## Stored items
::::
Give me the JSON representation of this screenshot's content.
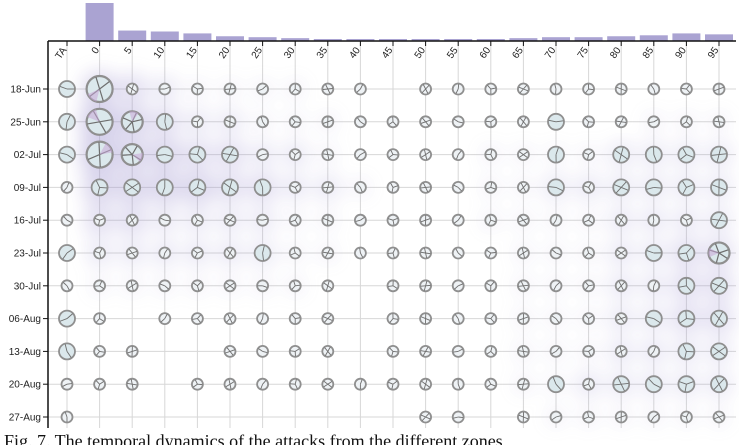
{
  "chart_data": {
    "type": "heatmap",
    "title": "",
    "xlabel": "",
    "ylabel": "",
    "x_categories": [
      "TA",
      "0",
      "5",
      "10",
      "15",
      "20",
      "25",
      "30",
      "35",
      "40",
      "45",
      "50",
      "55",
      "60",
      "65",
      "70",
      "75",
      "80",
      "85",
      "90",
      "95"
    ],
    "y_categories": [
      "18-Jun",
      "25-Jun",
      "02-Jul",
      "09-Jul",
      "16-Jul",
      "23-Jul",
      "30-Jul",
      "06-Aug",
      "13-Aug",
      "20-Aug",
      "27-Aug"
    ],
    "column_totals": [
      0,
      40,
      11,
      10,
      8,
      5,
      4,
      3,
      2,
      1,
      1,
      2,
      2,
      2,
      3,
      4,
      4,
      5,
      6,
      8,
      7
    ],
    "glyph_sizes": [
      [
        3,
        5,
        2,
        2,
        2,
        2,
        2,
        2,
        2,
        2,
        0,
        2,
        2,
        2,
        2,
        2,
        2,
        2,
        2,
        2,
        2
      ],
      [
        3,
        5,
        4,
        3,
        2,
        2,
        2,
        2,
        2,
        2,
        2,
        2,
        2,
        2,
        2,
        3,
        2,
        2,
        2,
        2,
        2
      ],
      [
        3,
        5,
        4,
        3,
        3,
        3,
        2,
        2,
        2,
        2,
        2,
        2,
        2,
        2,
        2,
        3,
        2,
        3,
        3,
        3,
        3
      ],
      [
        2,
        3,
        3,
        3,
        3,
        3,
        3,
        2,
        2,
        2,
        2,
        2,
        2,
        2,
        2,
        3,
        2,
        3,
        3,
        3,
        3
      ],
      [
        2,
        2,
        2,
        2,
        2,
        2,
        2,
        2,
        2,
        2,
        2,
        2,
        2,
        2,
        2,
        2,
        2,
        2,
        2,
        2,
        3
      ],
      [
        3,
        2,
        2,
        2,
        2,
        2,
        3,
        2,
        2,
        2,
        2,
        2,
        2,
        2,
        2,
        2,
        2,
        2,
        3,
        3,
        4
      ],
      [
        2,
        2,
        2,
        2,
        2,
        2,
        2,
        2,
        2,
        0,
        2,
        2,
        2,
        2,
        2,
        2,
        2,
        2,
        2,
        3,
        3
      ],
      [
        3,
        2,
        0,
        2,
        2,
        2,
        2,
        2,
        2,
        0,
        2,
        2,
        2,
        2,
        2,
        2,
        2,
        2,
        3,
        3,
        3
      ],
      [
        3,
        2,
        2,
        0,
        0,
        2,
        2,
        2,
        2,
        0,
        2,
        2,
        2,
        2,
        2,
        2,
        2,
        2,
        2,
        3,
        3
      ],
      [
        2,
        2,
        2,
        0,
        2,
        2,
        2,
        2,
        2,
        2,
        2,
        2,
        2,
        2,
        2,
        3,
        2,
        3,
        3,
        3,
        3
      ],
      [
        2,
        0,
        0,
        0,
        0,
        0,
        0,
        0,
        0,
        0,
        0,
        2,
        2,
        0,
        2,
        2,
        2,
        2,
        2,
        2,
        2
      ]
    ],
    "density": [
      [
        0,
        4,
        3,
        2,
        1,
        1,
        1,
        1,
        0,
        0,
        0,
        0,
        0,
        0,
        0,
        0,
        0,
        0,
        0,
        0,
        0
      ],
      [
        0,
        5,
        4,
        3,
        2,
        2,
        1,
        1,
        1,
        0,
        0,
        0,
        0,
        0,
        0,
        0,
        0,
        0,
        1,
        1,
        1
      ],
      [
        0,
        5,
        4,
        4,
        3,
        3,
        2,
        2,
        1,
        0,
        0,
        0,
        0,
        1,
        1,
        1,
        1,
        2,
        2,
        2,
        2
      ],
      [
        0,
        4,
        4,
        4,
        4,
        3,
        3,
        2,
        2,
        1,
        0,
        0,
        0,
        1,
        1,
        2,
        2,
        2,
        2,
        2,
        2
      ],
      [
        0,
        3,
        3,
        2,
        2,
        2,
        2,
        1,
        1,
        0,
        0,
        0,
        0,
        1,
        1,
        1,
        1,
        2,
        2,
        2,
        2
      ],
      [
        0,
        2,
        2,
        2,
        2,
        2,
        2,
        1,
        1,
        0,
        0,
        0,
        0,
        0,
        1,
        1,
        1,
        2,
        2,
        3,
        3
      ],
      [
        0,
        1,
        1,
        1,
        1,
        1,
        1,
        1,
        0,
        0,
        0,
        0,
        0,
        0,
        1,
        1,
        1,
        2,
        2,
        3,
        3
      ],
      [
        0,
        0,
        0,
        0,
        0,
        0,
        0,
        0,
        0,
        0,
        0,
        0,
        0,
        0,
        1,
        1,
        1,
        2,
        2,
        3,
        3
      ],
      [
        0,
        0,
        0,
        0,
        0,
        0,
        0,
        0,
        0,
        0,
        0,
        0,
        0,
        0,
        1,
        1,
        1,
        2,
        2,
        2,
        2
      ],
      [
        0,
        0,
        0,
        0,
        0,
        0,
        0,
        0,
        0,
        0,
        0,
        0,
        0,
        0,
        1,
        1,
        2,
        2,
        2,
        2,
        2
      ],
      [
        0,
        0,
        0,
        0,
        0,
        0,
        0,
        0,
        0,
        0,
        0,
        0,
        0,
        0,
        0,
        1,
        1,
        1,
        1,
        1,
        1
      ]
    ],
    "colors": {
      "bar": "#aaa3d2",
      "density": "#9c92cf",
      "glyph_ring": "#8f8f8f",
      "glyph_fill": "#eef2f5",
      "glyph_fill_large": "#dbe8ec",
      "glyph_line": "#6e6e6e",
      "glyph_accent": "#c9a7d9",
      "grid": "#d7d7d7",
      "axis": "#111111"
    },
    "grid": true,
    "legend": "none"
  },
  "caption": {
    "text": "Fig. 7.   The temporal dynamics of the attacks from the different zones"
  }
}
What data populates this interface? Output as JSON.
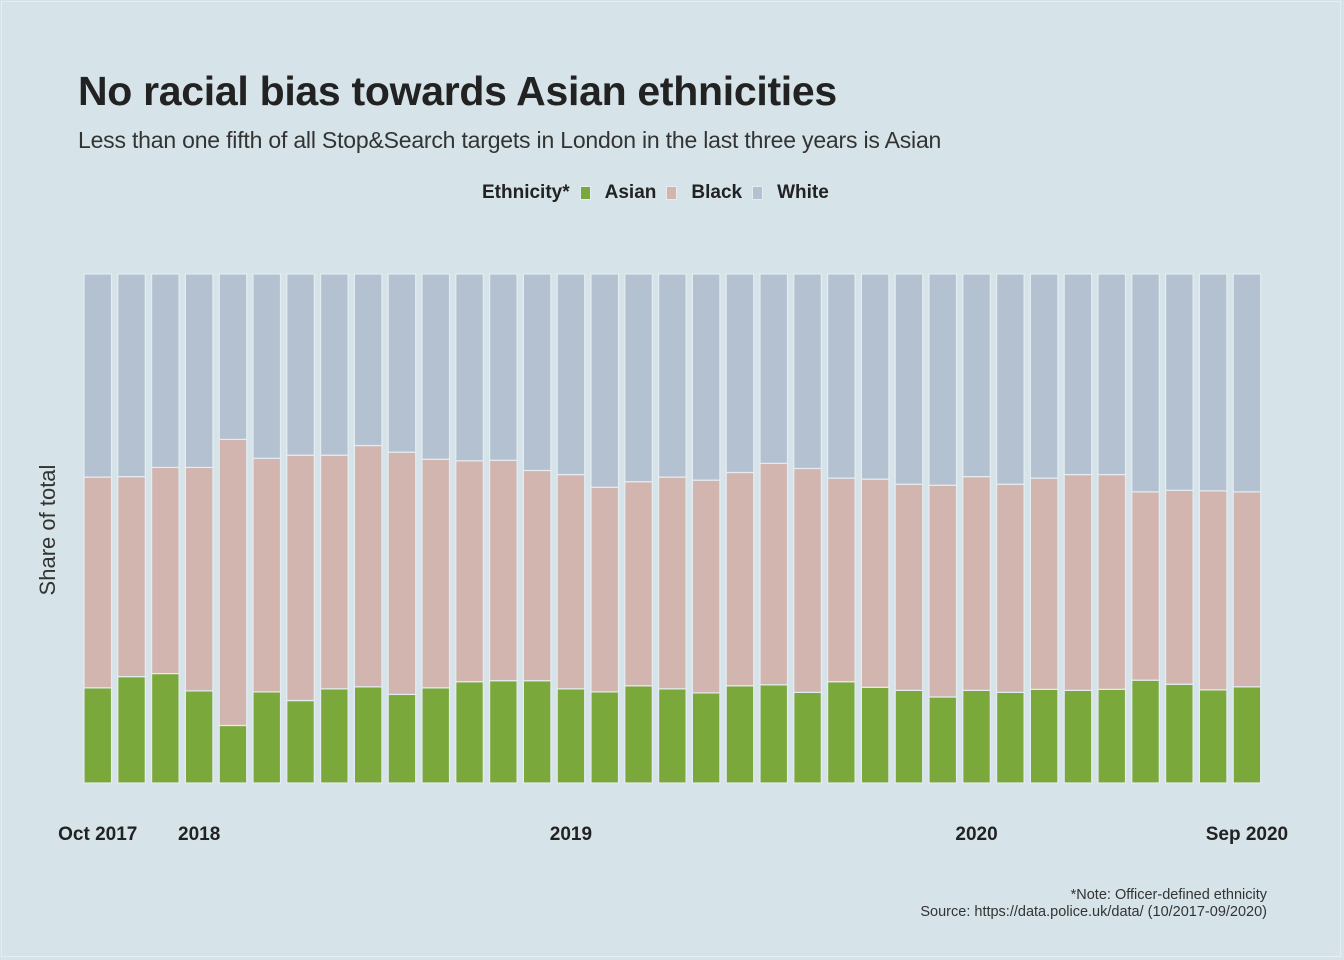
{
  "title": "No racial bias towards Asian ethnicities",
  "subtitle": "Less than one fifth of all Stop&Search targets in London in the last three years is Asian",
  "legend": {
    "title": "Ethnicity*",
    "items": [
      {
        "label": "Asian",
        "color": "#7aa83a"
      },
      {
        "label": "Black",
        "color": "#d3b5b0"
      },
      {
        "label": "White",
        "color": "#b3c1d1"
      }
    ]
  },
  "note": "*Note: Officer-defined ethnicity",
  "source": "Source: https://data.police.uk/data/ (10/2017-09/2020)",
  "chart_data": {
    "type": "bar",
    "stacked": true,
    "normalized": true,
    "title": "No racial bias towards Asian ethnicities",
    "subtitle": "Less than one fifth of all Stop&Search targets in London in the last three years is Asian",
    "xlabel": "",
    "ylabel": "Share of total",
    "ylim": [
      0,
      100
    ],
    "grid": false,
    "legend_position": "top",
    "x_tick_labels": [
      {
        "index": 0,
        "label": "Oct 2017"
      },
      {
        "index": 3,
        "label": "2018"
      },
      {
        "index": 14,
        "label": "2019"
      },
      {
        "index": 26,
        "label": "2020"
      },
      {
        "index": 34,
        "label": "Sep 2020"
      }
    ],
    "n_periods": 35,
    "series": [
      {
        "name": "Asian",
        "color": "#7aa83a",
        "values": [
          18.7,
          20.9,
          21.5,
          18.1,
          11.3,
          17.9,
          16.2,
          18.5,
          18.9,
          17.4,
          18.7,
          19.9,
          20.1,
          20.1,
          18.5,
          17.9,
          19.1,
          18.5,
          17.7,
          19.1,
          19.3,
          17.8,
          19.9,
          18.8,
          18.2,
          16.9,
          18.2,
          17.8,
          18.4,
          18.2,
          18.4,
          20.2,
          19.4,
          18.3,
          18.9
        ]
      },
      {
        "name": "Black",
        "color": "#d3b5b0",
        "values": [
          41.4,
          39.3,
          40.5,
          43.9,
          56.2,
          45.9,
          48.2,
          45.9,
          47.4,
          47.6,
          44.9,
          43.4,
          43.3,
          41.3,
          42.1,
          40.2,
          40.1,
          41.6,
          41.8,
          41.9,
          43.5,
          44.0,
          40.0,
          40.9,
          40.5,
          41.6,
          42.0,
          40.9,
          41.5,
          42.4,
          42.2,
          37.0,
          38.1,
          39.1,
          38.3
        ]
      },
      {
        "name": "White",
        "color": "#b3c1d1",
        "values": [
          39.9,
          39.8,
          38.0,
          38.0,
          32.5,
          36.2,
          35.6,
          35.6,
          33.7,
          35.0,
          36.4,
          36.7,
          36.6,
          38.6,
          39.4,
          41.9,
          40.8,
          39.9,
          40.5,
          39.0,
          37.2,
          38.2,
          40.1,
          40.3,
          41.3,
          41.5,
          39.8,
          41.3,
          40.1,
          39.4,
          39.4,
          42.8,
          42.5,
          42.6,
          42.8
        ]
      }
    ]
  }
}
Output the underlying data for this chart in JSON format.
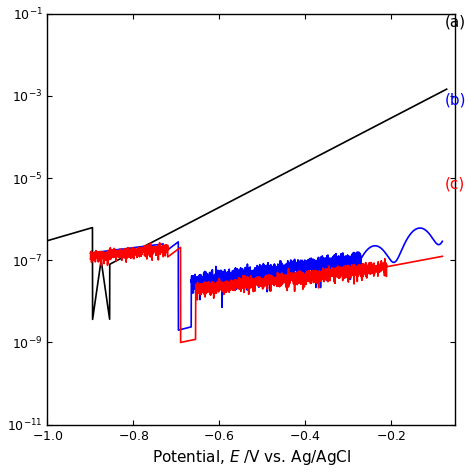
{
  "xlabel": "Potential, $E$ /V vs. Ag/AgCl",
  "xlim": [
    -1.0,
    -0.05
  ],
  "label_a": "(a)",
  "label_b": "(b)",
  "label_c": "(c)",
  "color_a": "#000000",
  "color_b": "#0000ff",
  "color_c": "#ff0000",
  "background": "#ffffff",
  "yticks": [
    1e-11,
    1e-09,
    1e-07,
    1e-05,
    0.001,
    0.1
  ],
  "xticks": [
    -1.0,
    -0.8,
    -0.6,
    -0.4,
    -0.2
  ]
}
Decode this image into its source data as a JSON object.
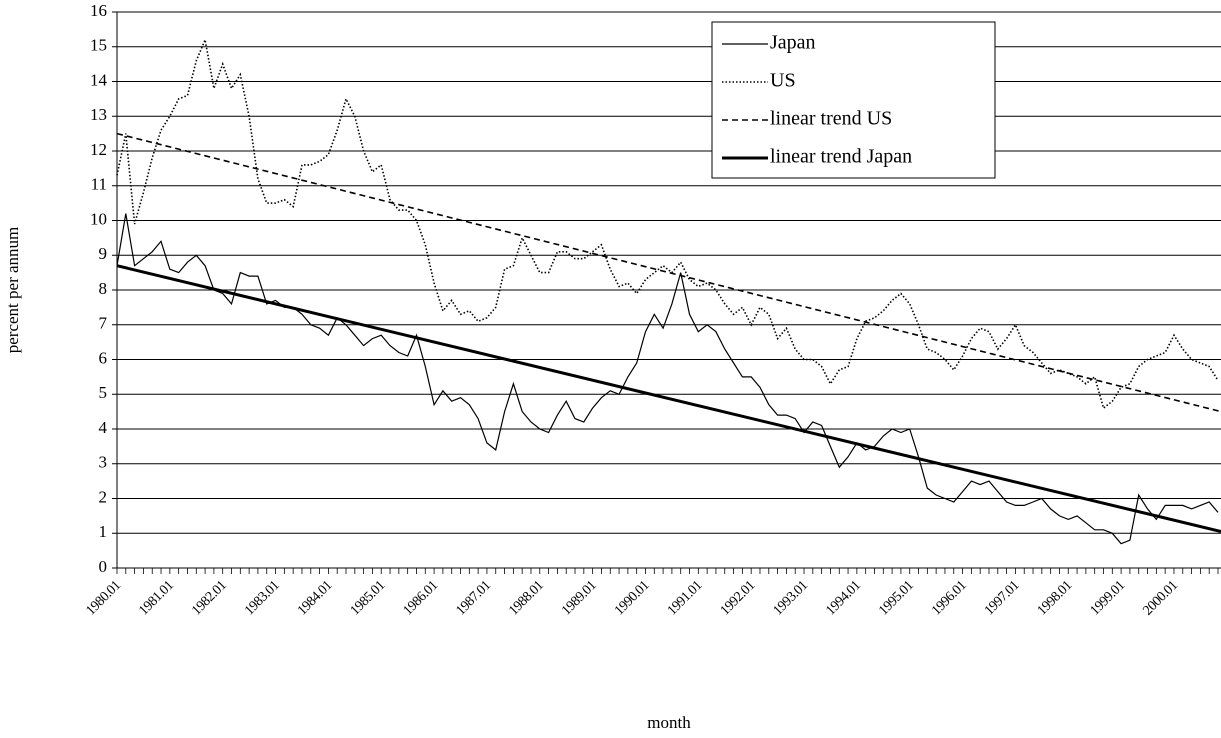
{
  "chart_data": {
    "type": "line",
    "x_label": "month",
    "y_label": "percent per annum",
    "categories": [
      "1980.01",
      null,
      null,
      null,
      null,
      null,
      "1981.01",
      null,
      null,
      null,
      null,
      null,
      "1982.01",
      null,
      null,
      null,
      null,
      null,
      "1983.01",
      null,
      null,
      null,
      null,
      null,
      "1984.01",
      null,
      null,
      null,
      null,
      null,
      "1985.01",
      null,
      null,
      null,
      null,
      null,
      "1986.01",
      null,
      null,
      null,
      null,
      null,
      "1987.01",
      null,
      null,
      null,
      null,
      null,
      "1988.01",
      null,
      null,
      null,
      null,
      null,
      "1989.01",
      null,
      null,
      null,
      null,
      null,
      "1990.01",
      null,
      null,
      null,
      null,
      null,
      "1991.01",
      null,
      null,
      null,
      null,
      null,
      "1992.01",
      null,
      null,
      null,
      null,
      null,
      "1993.01",
      null,
      null,
      null,
      null,
      null,
      "1994.01",
      null,
      null,
      null,
      null,
      null,
      "1995.01",
      null,
      null,
      null,
      null,
      null,
      "1996.01",
      null,
      null,
      null,
      null,
      null,
      "1997.01",
      null,
      null,
      null,
      null,
      null,
      "1998.01",
      null,
      null,
      null,
      null,
      null,
      "1999.01",
      null,
      null,
      null,
      null,
      null,
      "2000.01",
      null,
      null,
      null,
      null,
      null
    ],
    "series": [
      {
        "name": "Japan",
        "color": "#000000",
        "line_style": "solid",
        "values": [
          8.7,
          10.2,
          8.7,
          8.9,
          9.1,
          9.4,
          8.6,
          8.5,
          8.8,
          9.0,
          8.7,
          8.0,
          7.9,
          7.6,
          8.5,
          8.4,
          8.4,
          7.6,
          7.7,
          7.5,
          7.5,
          7.3,
          7.0,
          6.9,
          6.7,
          7.2,
          7.0,
          6.7,
          6.4,
          6.6,
          6.7,
          6.4,
          6.2,
          6.1,
          6.7,
          5.8,
          4.7,
          5.1,
          4.8,
          4.9,
          4.7,
          4.3,
          3.6,
          3.4,
          4.5,
          5.3,
          4.5,
          4.2,
          4.0,
          3.9,
          4.4,
          4.8,
          4.3,
          4.2,
          4.6,
          4.9,
          5.1,
          5.0,
          5.5,
          5.9,
          6.8,
          7.3,
          6.9,
          7.6,
          8.5,
          7.3,
          6.8,
          7.0,
          6.8,
          6.3,
          5.9,
          5.5,
          5.5,
          5.2,
          4.7,
          4.4,
          4.4,
          4.3,
          3.9,
          4.2,
          4.1,
          3.5,
          2.9,
          3.2,
          3.6,
          3.4,
          3.5,
          3.8,
          4.0,
          3.9,
          4.0,
          3.2,
          2.3,
          2.1,
          2.0,
          1.9,
          2.2,
          2.5,
          2.4,
          2.5,
          2.2,
          1.9,
          1.8,
          1.8,
          1.9,
          2.0,
          1.7,
          1.5,
          1.4,
          1.5,
          1.3,
          1.1,
          1.1,
          1.0,
          0.7,
          0.8,
          2.1,
          1.7,
          1.4,
          1.8,
          1.8,
          1.8,
          1.7,
          1.8,
          1.9,
          1.6
        ]
      },
      {
        "name": "US",
        "color": "#000000",
        "line_style": "dotted",
        "values": [
          11.3,
          12.5,
          9.9,
          10.8,
          11.8,
          12.6,
          13.0,
          13.5,
          13.6,
          14.6,
          15.2,
          13.8,
          14.5,
          13.8,
          14.2,
          13.0,
          11.2,
          10.5,
          10.5,
          10.6,
          10.4,
          11.6,
          11.6,
          11.7,
          11.9,
          12.6,
          13.5,
          13.0,
          12.0,
          11.4,
          11.6,
          10.6,
          10.3,
          10.3,
          10.0,
          9.3,
          8.2,
          7.4,
          7.7,
          7.3,
          7.4,
          7.1,
          7.2,
          7.5,
          8.6,
          8.7,
          9.5,
          9.0,
          8.5,
          8.5,
          9.1,
          9.1,
          8.9,
          8.9,
          9.1,
          9.3,
          8.6,
          8.1,
          8.2,
          7.9,
          8.3,
          8.5,
          8.7,
          8.5,
          8.8,
          8.3,
          8.1,
          8.2,
          8.0,
          7.6,
          7.3,
          7.5,
          7.0,
          7.5,
          7.3,
          6.6,
          6.9,
          6.3,
          6.0,
          6.0,
          5.8,
          5.3,
          5.7,
          5.8,
          6.6,
          7.1,
          7.2,
          7.4,
          7.7,
          7.9,
          7.6,
          7.0,
          6.3,
          6.2,
          6.0,
          5.7,
          6.1,
          6.6,
          6.9,
          6.8,
          6.3,
          6.6,
          7.0,
          6.4,
          6.2,
          5.9,
          5.6,
          5.7,
          5.6,
          5.5,
          5.3,
          5.5,
          4.6,
          4.8,
          5.2,
          5.3,
          5.8,
          6.0,
          6.1,
          6.2,
          6.7,
          6.3,
          6.0,
          5.9,
          5.8,
          5.4
        ]
      }
    ],
    "trend_lines": [
      {
        "name": "linear trend US",
        "color": "#000000",
        "line_style": "dashed",
        "values": [
          12.5,
          4.5
        ]
      },
      {
        "name": "linear trend Japan",
        "color": "#000000",
        "line_style": "bold",
        "values": [
          8.7,
          1.05
        ]
      }
    ],
    "ylim": [
      0,
      16
    ],
    "yticks": [
      0,
      1,
      2,
      3,
      4,
      5,
      6,
      7,
      8,
      9,
      10,
      11,
      12,
      13,
      14,
      15,
      16
    ],
    "grid": true,
    "legend": "top-right"
  }
}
::::
## The problem
The answer must consist solely of the number of lines in the entries that contain the word "Search".

## Response to this task
2